### Exercise
Gather all lines containing the string "value" and copy them out.

Dataset records on visual material
* * *

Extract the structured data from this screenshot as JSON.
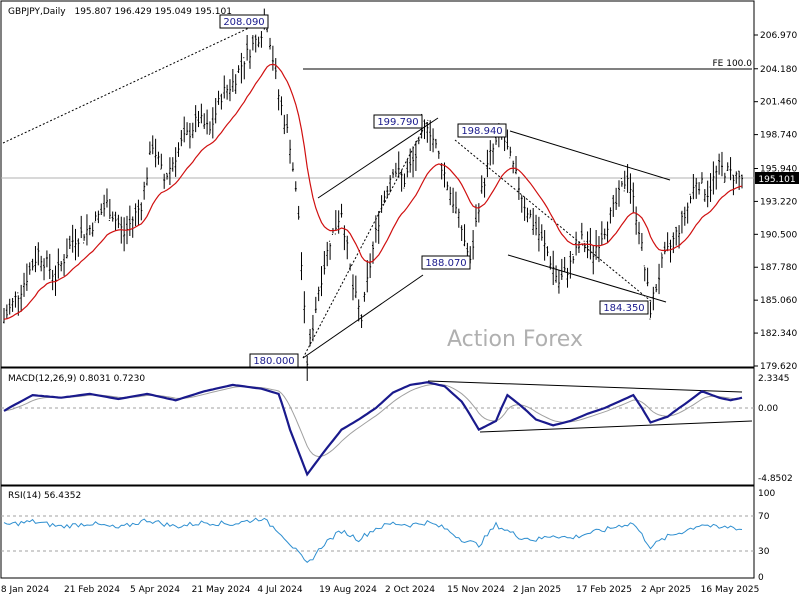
{
  "chart_data": {
    "type": "candlestick",
    "symbol_label": "GBPJPY,Daily",
    "ohlc_label": "195.807 196.429 195.049 195.101",
    "last_price": 195.101,
    "last_price_label": "195.101",
    "watermark": "Action Forex",
    "price_axis": {
      "range": [
        179.62,
        209.0
      ],
      "ticks": [
        "206.970",
        "204.180",
        "201.460",
        "198.740",
        "195.940",
        "193.220",
        "190.500",
        "187.780",
        "185.060",
        "182.340",
        "179.620"
      ]
    },
    "x_axis_labels": [
      "8 Jan 2024",
      "21 Feb 2024",
      "5 Apr 2024",
      "21 May 2024",
      "4 Jul 2024",
      "19 Aug 2024",
      "2 Oct 2024",
      "15 Nov 2024",
      "2 Jan 2025",
      "17 Feb 2025",
      "2 Apr 2025",
      "16 May 2025"
    ],
    "annotations": [
      {
        "label": "208.090",
        "value": 208.09
      },
      {
        "label": "199.790",
        "value": 199.79
      },
      {
        "label": "198.940",
        "value": 198.94
      },
      {
        "label": "188.070",
        "value": 188.07
      },
      {
        "label": "184.350",
        "value": 184.35
      },
      {
        "label": "180.000",
        "value": 180.0
      }
    ],
    "fe_level": {
      "label": "FE 100.0",
      "value": 204.3
    },
    "price_path": [
      [
        0,
        183.5
      ],
      [
        6,
        186
      ],
      [
        12,
        189
      ],
      [
        18,
        187
      ],
      [
        24,
        190
      ],
      [
        30,
        191
      ],
      [
        36,
        193
      ],
      [
        42,
        190.5
      ],
      [
        48,
        193
      ],
      [
        52,
        198
      ],
      [
        56,
        195
      ],
      [
        62,
        198
      ],
      [
        68,
        200
      ],
      [
        72,
        199
      ],
      [
        76,
        202
      ],
      [
        80,
        203
      ],
      [
        84,
        205
      ],
      [
        88,
        206.5
      ],
      [
        92,
        208.09
      ],
      [
        96,
        202
      ],
      [
        100,
        198
      ],
      [
        103,
        192
      ],
      [
        106,
        180.0
      ],
      [
        110,
        186
      ],
      [
        114,
        190
      ],
      [
        118,
        192.5
      ],
      [
        122,
        186
      ],
      [
        125,
        183.5
      ],
      [
        128,
        188
      ],
      [
        132,
        193
      ],
      [
        136,
        196
      ],
      [
        140,
        195
      ],
      [
        144,
        197
      ],
      [
        148,
        199.79
      ],
      [
        152,
        197
      ],
      [
        156,
        194
      ],
      [
        160,
        191
      ],
      [
        163,
        188.07
      ],
      [
        166,
        193
      ],
      [
        170,
        197
      ],
      [
        174,
        198.94
      ],
      [
        178,
        196
      ],
      [
        182,
        193
      ],
      [
        186,
        191
      ],
      [
        190,
        189
      ],
      [
        194,
        186.5
      ],
      [
        198,
        188
      ],
      [
        202,
        190
      ],
      [
        206,
        189
      ],
      [
        210,
        191
      ],
      [
        214,
        193
      ],
      [
        218,
        195.5
      ],
      [
        222,
        191
      ],
      [
        226,
        184.35
      ],
      [
        230,
        188
      ],
      [
        234,
        190
      ],
      [
        238,
        192
      ],
      [
        242,
        195
      ],
      [
        246,
        194
      ],
      [
        250,
        196
      ],
      [
        254,
        195.5
      ],
      [
        258,
        195.101
      ]
    ],
    "macd": {
      "label": "MACD(12,26,9) 0.8031 0.7230",
      "range": [
        -4.85,
        2.8
      ],
      "ticks": [
        "2.3345",
        "0.00",
        "-4.8502"
      ],
      "path": [
        [
          0,
          -0.2
        ],
        [
          10,
          1.0
        ],
        [
          20,
          0.8
        ],
        [
          30,
          1.1
        ],
        [
          40,
          0.7
        ],
        [
          50,
          1.1
        ],
        [
          60,
          0.6
        ],
        [
          70,
          1.3
        ],
        [
          80,
          1.8
        ],
        [
          90,
          1.5
        ],
        [
          96,
          1.1
        ],
        [
          100,
          -1.5
        ],
        [
          106,
          -4.6
        ],
        [
          112,
          -3.0
        ],
        [
          118,
          -1.5
        ],
        [
          124,
          -0.8
        ],
        [
          130,
          0.0
        ],
        [
          136,
          1.2
        ],
        [
          142,
          1.8
        ],
        [
          148,
          2.0
        ],
        [
          154,
          1.7
        ],
        [
          160,
          0.5
        ],
        [
          166,
          -1.5
        ],
        [
          172,
          -0.9
        ],
        [
          176,
          1.0
        ],
        [
          180,
          0.3
        ],
        [
          186,
          -0.8
        ],
        [
          192,
          -1.2
        ],
        [
          198,
          -0.9
        ],
        [
          204,
          -0.4
        ],
        [
          210,
          0.0
        ],
        [
          216,
          0.6
        ],
        [
          220,
          1.0
        ],
        [
          226,
          -1.0
        ],
        [
          232,
          -0.6
        ],
        [
          238,
          0.3
        ],
        [
          244,
          1.3
        ],
        [
          250,
          0.8
        ],
        [
          254,
          0.6
        ],
        [
          258,
          0.8
        ]
      ],
      "ylabel_range": [
        -4.8502,
        2.3345
      ]
    },
    "rsi": {
      "label": "RSI(14) 56.4352",
      "range": [
        0,
        100
      ],
      "ticks": [
        "100",
        "70",
        "30",
        "0"
      ],
      "levels": [
        70,
        30
      ],
      "path": [
        [
          0,
          62
        ],
        [
          10,
          66
        ],
        [
          20,
          60
        ],
        [
          30,
          64
        ],
        [
          40,
          58
        ],
        [
          50,
          68
        ],
        [
          60,
          60
        ],
        [
          70,
          65
        ],
        [
          80,
          63
        ],
        [
          90,
          70
        ],
        [
          96,
          55
        ],
        [
          100,
          40
        ],
        [
          106,
          15
        ],
        [
          112,
          40
        ],
        [
          118,
          55
        ],
        [
          124,
          45
        ],
        [
          130,
          58
        ],
        [
          136,
          64
        ],
        [
          142,
          62
        ],
        [
          148,
          65
        ],
        [
          154,
          58
        ],
        [
          160,
          45
        ],
        [
          166,
          38
        ],
        [
          172,
          62
        ],
        [
          176,
          55
        ],
        [
          180,
          48
        ],
        [
          186,
          44
        ],
        [
          192,
          50
        ],
        [
          198,
          46
        ],
        [
          204,
          52
        ],
        [
          210,
          56
        ],
        [
          216,
          62
        ],
        [
          220,
          64
        ],
        [
          226,
          36
        ],
        [
          232,
          48
        ],
        [
          238,
          55
        ],
        [
          244,
          63
        ],
        [
          250,
          58
        ],
        [
          254,
          60
        ],
        [
          258,
          56.4
        ]
      ]
    }
  }
}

* * *

### Output below
        "value": 208.09
        "value": 199.79
        "value": 198.94
        "value": 188.07
        "value": 184.35
        "value": 180.0
      "value": 204.3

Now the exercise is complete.